Goal:
Write out all the material exactly. Leave nothing out.

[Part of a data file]
________________________
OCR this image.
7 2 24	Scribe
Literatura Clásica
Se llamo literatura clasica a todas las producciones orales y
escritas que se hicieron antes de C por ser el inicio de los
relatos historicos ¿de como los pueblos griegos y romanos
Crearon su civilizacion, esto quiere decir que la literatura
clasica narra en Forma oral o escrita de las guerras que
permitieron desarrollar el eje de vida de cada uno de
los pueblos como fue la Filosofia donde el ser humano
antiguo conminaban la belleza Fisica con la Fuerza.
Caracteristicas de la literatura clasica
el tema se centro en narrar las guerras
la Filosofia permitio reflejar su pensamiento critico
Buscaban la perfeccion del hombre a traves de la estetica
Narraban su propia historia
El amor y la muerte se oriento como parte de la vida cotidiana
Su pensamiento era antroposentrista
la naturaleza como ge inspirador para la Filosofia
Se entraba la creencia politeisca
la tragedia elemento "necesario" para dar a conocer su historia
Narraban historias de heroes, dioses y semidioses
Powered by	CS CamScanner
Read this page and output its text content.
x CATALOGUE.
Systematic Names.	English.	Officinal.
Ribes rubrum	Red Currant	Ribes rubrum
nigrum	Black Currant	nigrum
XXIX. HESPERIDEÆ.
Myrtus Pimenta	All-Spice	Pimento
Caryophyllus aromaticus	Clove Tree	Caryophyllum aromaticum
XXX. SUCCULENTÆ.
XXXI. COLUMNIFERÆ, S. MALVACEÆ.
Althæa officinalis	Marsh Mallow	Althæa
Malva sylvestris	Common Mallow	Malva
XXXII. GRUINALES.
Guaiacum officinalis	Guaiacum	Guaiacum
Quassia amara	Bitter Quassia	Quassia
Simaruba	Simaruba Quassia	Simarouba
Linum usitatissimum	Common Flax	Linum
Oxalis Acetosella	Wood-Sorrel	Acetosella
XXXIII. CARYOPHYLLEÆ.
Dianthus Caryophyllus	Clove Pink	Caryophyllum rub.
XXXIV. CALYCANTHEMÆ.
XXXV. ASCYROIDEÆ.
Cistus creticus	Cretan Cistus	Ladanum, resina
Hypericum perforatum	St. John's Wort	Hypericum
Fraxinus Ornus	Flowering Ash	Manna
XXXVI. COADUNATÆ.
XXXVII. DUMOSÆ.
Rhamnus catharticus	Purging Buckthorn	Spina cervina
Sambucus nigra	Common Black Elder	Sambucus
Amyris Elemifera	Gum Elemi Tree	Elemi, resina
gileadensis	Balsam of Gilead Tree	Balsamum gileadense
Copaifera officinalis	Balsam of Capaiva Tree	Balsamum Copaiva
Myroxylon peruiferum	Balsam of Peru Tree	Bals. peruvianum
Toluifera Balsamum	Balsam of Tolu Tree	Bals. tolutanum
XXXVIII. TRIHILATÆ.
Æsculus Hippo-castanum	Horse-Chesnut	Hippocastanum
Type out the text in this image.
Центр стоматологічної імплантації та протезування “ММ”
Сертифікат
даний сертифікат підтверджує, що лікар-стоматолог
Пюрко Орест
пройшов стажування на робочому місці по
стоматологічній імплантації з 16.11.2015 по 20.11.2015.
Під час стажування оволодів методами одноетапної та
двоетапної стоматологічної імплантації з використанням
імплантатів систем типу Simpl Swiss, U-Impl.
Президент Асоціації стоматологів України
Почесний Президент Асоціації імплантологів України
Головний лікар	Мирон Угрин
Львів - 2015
________________________
Solution for this exercise:
OCR this image.
7 2 24	Scribe
Literatura Clásica
Se llamo literatura clasica a todas las producciones orales y
escritas que se hicieron antes de C por ser el inicio de los
relatos historicos ¿de como los pueblos griegos y romanos
Crearon su civilizacion, esto quiere decir que la literatura
clasica narra en Forma oral o escrita de las guerras que
permitieron desarrollar el eje de vida de cada uno de
los pueblos como fue la Filosofia donde el ser humano
antiguo conminaban la belleza Fisica con la Fuerza.
Caracteristicas de la literatura clasica
el tema se centro en narrar las guerras
la Filosofia permitio reflejar su pensamiento critico
Buscaban la perfeccion del hombre a traves de la estetica
Narraban su propia historia
El amor y la muerte se oriento como parte de la vida cotidiana
Su pensamiento era antroposentrista
la naturaleza como ge inspirador para la Filosofia
Se entraba la creencia politeisca
la tragedia elemento "necesario" para dar a conocer su historia
Narraban historias de heroes, dioses y semidioses
Powered by	CS CamScanner
Read this page and output its text content.
x CATALOGUE.
Systematic Names.	English.	Officinal.
Ribes rubrum	Red Currant	Ribes rubrum
nigrum	Black Currant	nigrum
XXIX. HESPERIDEÆ.
Myrtus Pimenta	All-Spice	Pimento
Caryophyllus aromaticus	Clove Tree	Caryophyllum aromaticum
XXX. SUCCULENTÆ.
XXXI. COLUMNIFERÆ, S. MALVACEÆ.
Althæa officinalis	Marsh Mallow	Althæa
Malva sylvestris	Common Mallow	Malva
XXXII. GRUINALES.
Guaiacum officinalis	Guaiacum	Guaiacum
Quassia amara	Bitter Quassia	Quassia
Simaruba	Simaruba Quassia	Simarouba
Linum usitatissimum	Common Flax	Linum
Oxalis Acetosella	Wood-Sorrel	Acetosella
XXXIII. CARYOPHYLLEÆ.
Dianthus Caryophyllus	Clove Pink	Caryophyllum rub.
XXXIV. CALYCANTHEMÆ.
XXXV. ASCYROIDEÆ.
Cistus creticus	Cretan Cistus	Ladanum, resina
Hypericum perforatum	St. John's Wort	Hypericum
Fraxinus Ornus	Flowering Ash	Manna
XXXVI. COADUNATÆ.
XXXVII. DUMOSÆ.
Rhamnus catharticus	Purging Buckthorn	Spina cervina
Sambucus nigra	Common Black Elder	Sambucus
Amyris Elemifera	Gum Elemi Tree	Elemi, resina
gileadensis	Balsam of Gilead Tree	Balsamum gileadense
Copaifera officinalis	Balsam of Capaiva Tree	Balsamum Copaiva
Myroxylon peruiferum	Balsam of Peru Tree	Bals. peruvianum
Toluifera Balsamum	Balsam of Tolu Tree	Bals. tolutanum
XXXVIII. TRIHILATÆ.
Æsculus Hippo-castanum	Horse-Chesnut	Hippocastanum
Type out the text in this image.
Центр стоматологічної імплантації та протезування “ММ”
Сертифікат
даний сертифікат підтверджує, що лікар-стоматолог
Пюрко Орест
пройшов стажування на робочому місці по
стоматологічній імплантації з 16.11.2015 по 20.11.2015.
Під час стажування оволодів методами одноетапної та
двоетапної стоматологічної імплантації з використанням
імплантатів систем типу Simpl Swiss, U-Impl.
Президент Асоціації стоматологів України
Почесний Президент Асоціації імплантологів України
Головний лікар	Мирон Угрин
Львів - 2015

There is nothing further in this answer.